TASK PROMPT =>
Answer these questions from the biographical entry below.
1. In what city did the person described die?
2. What is the title of the dissertation?
3. Whom did the person marry, and on what date?

TEXT SEGMENT =>
• Date of Birth: September 15, 1879
  • Born City: San Francisco
  • Born State/Country: CA
  • Parents: Edward William & Emma Amanda French L.
  • Date of Death: December 15, 1976
  • Death City: Berkeley
  • Death State/Country: CA
  • Married: Katherine Frances Storie, 20 June 1906.
  • Education:

    A.B. U. California, 1900, A.M., 1901; Ph.D., 1905; Harvard Club (San Francisco) Scholar Harvard, 1902-3; LL.D. U. California, 1957.

  • Dissertation:

    "Semasiological Studies in Virgil" (California, 1906).

  • Professional Experience:

    Instr. to prof. Gk. U. California, 1905-49; pres. PAPC, 1925-6; APA, 1931-2; fell. AAAS, 1933-76; arm. prof. ASCSA, 1934-5; vis. prof. Andrew Fleming West Foundation, Princeton, 1939-40; fell. IAS, Princeton, 1949-50.

  • Publications:

    "Notes on the Pseudo-Virgilian Ciris," AJP 27 (1906) 438-46; "οἱ ἀθανατίζοντες,” CP 13 (1918) 23-33; Solon the Athenian (Berkeley, 1919); "Herodotus' Avowal of Silence in His Account of Egypt," CPCP 7 (1924) 269-92; "Greek Gods and Foreign Gods in Herodotus," CPCP 9 (1926) 1-25; "Named and Unnamed Gods in Herodotus," CPCP 9 (1928) 201-43; The Arts of Orpheus (Berkeley & Los Angeles, 1941); "Soul and Sieve in Plato's Gorgias," CPCP 12 (1944) 295-313; "The Corybantic Rites in Plato," CPCP 13 (1946) 121-62; "Telestic Madness in Plato, Phaedrus 244DE," ibid., 163-72; "Religion and Drama in 'Oedipus at Colonus' " CPCP 14 (1951) 75-191; "The Pyre on Mount Oeta in Sophocles' 'Trachiniae'," CPCP 14 (1951) 255-67; "Notes on Oedipus at Colonus," Studies Norwood, 68-75; "Three Scenes in Sophocles' 'Ajax'," CPCP 15 (1954) 1-28; "Philoctetes, The Play and the Man," CPCP 15 (1956) 95-156; "Antigone and Creon," CPCP 15 (1961) 183-259; "Electra's Day in the Tragedy of Sophocles," CPCP 19 (1963) 89-125.

SUPPLIED RECORDS =>
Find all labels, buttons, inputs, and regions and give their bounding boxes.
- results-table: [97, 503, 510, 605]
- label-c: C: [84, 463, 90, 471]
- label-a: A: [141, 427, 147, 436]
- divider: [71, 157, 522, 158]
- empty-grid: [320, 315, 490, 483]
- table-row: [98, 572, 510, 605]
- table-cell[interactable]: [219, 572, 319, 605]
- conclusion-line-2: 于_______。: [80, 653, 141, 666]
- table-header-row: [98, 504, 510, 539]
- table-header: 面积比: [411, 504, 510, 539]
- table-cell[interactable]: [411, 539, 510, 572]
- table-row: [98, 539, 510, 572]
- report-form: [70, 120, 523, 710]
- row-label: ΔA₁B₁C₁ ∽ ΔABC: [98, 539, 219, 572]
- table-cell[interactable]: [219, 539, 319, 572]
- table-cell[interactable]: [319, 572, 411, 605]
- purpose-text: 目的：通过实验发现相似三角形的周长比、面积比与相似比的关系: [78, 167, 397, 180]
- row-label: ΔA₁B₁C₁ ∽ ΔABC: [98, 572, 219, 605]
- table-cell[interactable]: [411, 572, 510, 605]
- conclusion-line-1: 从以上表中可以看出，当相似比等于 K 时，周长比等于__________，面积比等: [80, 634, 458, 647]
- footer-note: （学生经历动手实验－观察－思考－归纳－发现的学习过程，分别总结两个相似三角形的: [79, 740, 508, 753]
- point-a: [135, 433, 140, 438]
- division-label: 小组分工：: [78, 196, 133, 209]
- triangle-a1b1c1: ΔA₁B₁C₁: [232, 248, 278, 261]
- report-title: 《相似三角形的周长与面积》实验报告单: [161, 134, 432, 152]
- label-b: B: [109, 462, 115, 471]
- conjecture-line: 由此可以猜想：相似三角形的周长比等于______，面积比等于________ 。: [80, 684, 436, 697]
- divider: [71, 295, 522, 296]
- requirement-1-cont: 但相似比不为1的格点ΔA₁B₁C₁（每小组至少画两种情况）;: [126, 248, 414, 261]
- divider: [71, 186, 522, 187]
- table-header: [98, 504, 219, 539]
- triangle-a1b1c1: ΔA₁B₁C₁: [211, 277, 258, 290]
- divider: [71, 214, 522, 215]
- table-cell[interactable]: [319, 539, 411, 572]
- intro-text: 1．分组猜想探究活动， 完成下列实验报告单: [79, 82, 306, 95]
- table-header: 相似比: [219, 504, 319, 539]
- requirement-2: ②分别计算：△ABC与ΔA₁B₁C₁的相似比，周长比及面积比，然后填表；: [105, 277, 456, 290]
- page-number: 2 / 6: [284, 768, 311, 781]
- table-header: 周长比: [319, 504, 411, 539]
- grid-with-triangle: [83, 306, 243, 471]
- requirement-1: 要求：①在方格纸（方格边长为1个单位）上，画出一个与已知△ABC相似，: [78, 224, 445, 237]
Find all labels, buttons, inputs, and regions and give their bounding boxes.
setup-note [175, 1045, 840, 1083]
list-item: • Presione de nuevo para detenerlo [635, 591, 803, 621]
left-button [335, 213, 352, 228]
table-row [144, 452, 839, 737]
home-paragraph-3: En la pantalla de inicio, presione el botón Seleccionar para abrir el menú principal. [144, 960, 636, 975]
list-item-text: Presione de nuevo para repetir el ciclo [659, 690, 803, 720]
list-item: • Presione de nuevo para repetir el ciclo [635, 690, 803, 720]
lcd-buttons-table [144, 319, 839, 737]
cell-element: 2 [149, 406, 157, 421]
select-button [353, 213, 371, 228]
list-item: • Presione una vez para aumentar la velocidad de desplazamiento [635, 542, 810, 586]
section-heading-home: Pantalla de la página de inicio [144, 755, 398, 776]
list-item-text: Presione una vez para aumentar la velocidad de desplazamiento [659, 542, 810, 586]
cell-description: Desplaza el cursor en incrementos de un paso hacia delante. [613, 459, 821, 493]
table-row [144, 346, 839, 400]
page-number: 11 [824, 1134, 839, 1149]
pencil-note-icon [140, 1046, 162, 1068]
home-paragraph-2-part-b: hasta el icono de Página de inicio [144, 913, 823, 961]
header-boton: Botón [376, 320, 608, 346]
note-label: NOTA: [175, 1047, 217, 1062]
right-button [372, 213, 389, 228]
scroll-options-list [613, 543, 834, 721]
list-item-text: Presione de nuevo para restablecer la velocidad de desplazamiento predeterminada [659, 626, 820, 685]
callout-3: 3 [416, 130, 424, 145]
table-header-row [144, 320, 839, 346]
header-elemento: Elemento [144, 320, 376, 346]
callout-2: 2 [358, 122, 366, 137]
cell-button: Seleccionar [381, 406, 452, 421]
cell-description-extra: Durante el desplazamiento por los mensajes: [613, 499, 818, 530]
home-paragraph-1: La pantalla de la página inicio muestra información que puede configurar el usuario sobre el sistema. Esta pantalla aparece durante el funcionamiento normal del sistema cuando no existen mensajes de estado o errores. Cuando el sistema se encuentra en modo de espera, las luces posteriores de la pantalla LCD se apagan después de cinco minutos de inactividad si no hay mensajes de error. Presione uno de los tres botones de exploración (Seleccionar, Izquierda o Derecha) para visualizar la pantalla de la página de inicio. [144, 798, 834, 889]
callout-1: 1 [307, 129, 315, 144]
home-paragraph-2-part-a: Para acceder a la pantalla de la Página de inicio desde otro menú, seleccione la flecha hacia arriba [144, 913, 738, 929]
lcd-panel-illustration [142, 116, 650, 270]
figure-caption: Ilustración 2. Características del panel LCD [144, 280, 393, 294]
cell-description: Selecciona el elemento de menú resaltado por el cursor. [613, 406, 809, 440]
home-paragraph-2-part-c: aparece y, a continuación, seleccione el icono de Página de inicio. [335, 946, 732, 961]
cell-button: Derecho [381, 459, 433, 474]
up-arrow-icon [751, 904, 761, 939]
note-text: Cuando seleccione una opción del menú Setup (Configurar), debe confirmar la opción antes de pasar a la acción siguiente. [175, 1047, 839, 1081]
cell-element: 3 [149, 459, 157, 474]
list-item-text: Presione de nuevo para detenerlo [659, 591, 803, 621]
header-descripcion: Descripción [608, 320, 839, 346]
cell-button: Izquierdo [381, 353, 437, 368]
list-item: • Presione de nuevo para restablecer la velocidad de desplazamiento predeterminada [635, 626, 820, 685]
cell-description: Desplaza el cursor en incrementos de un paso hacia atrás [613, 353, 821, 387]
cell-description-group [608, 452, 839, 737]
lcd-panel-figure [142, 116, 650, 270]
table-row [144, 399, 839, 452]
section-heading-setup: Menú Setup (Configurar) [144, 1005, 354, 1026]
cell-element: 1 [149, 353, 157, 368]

EXERCISE RESPONSE =>
1. Berkeley
2. "Semasiological Studies in Virgil"
3. Katherine Frances Storie, on 20 June 1906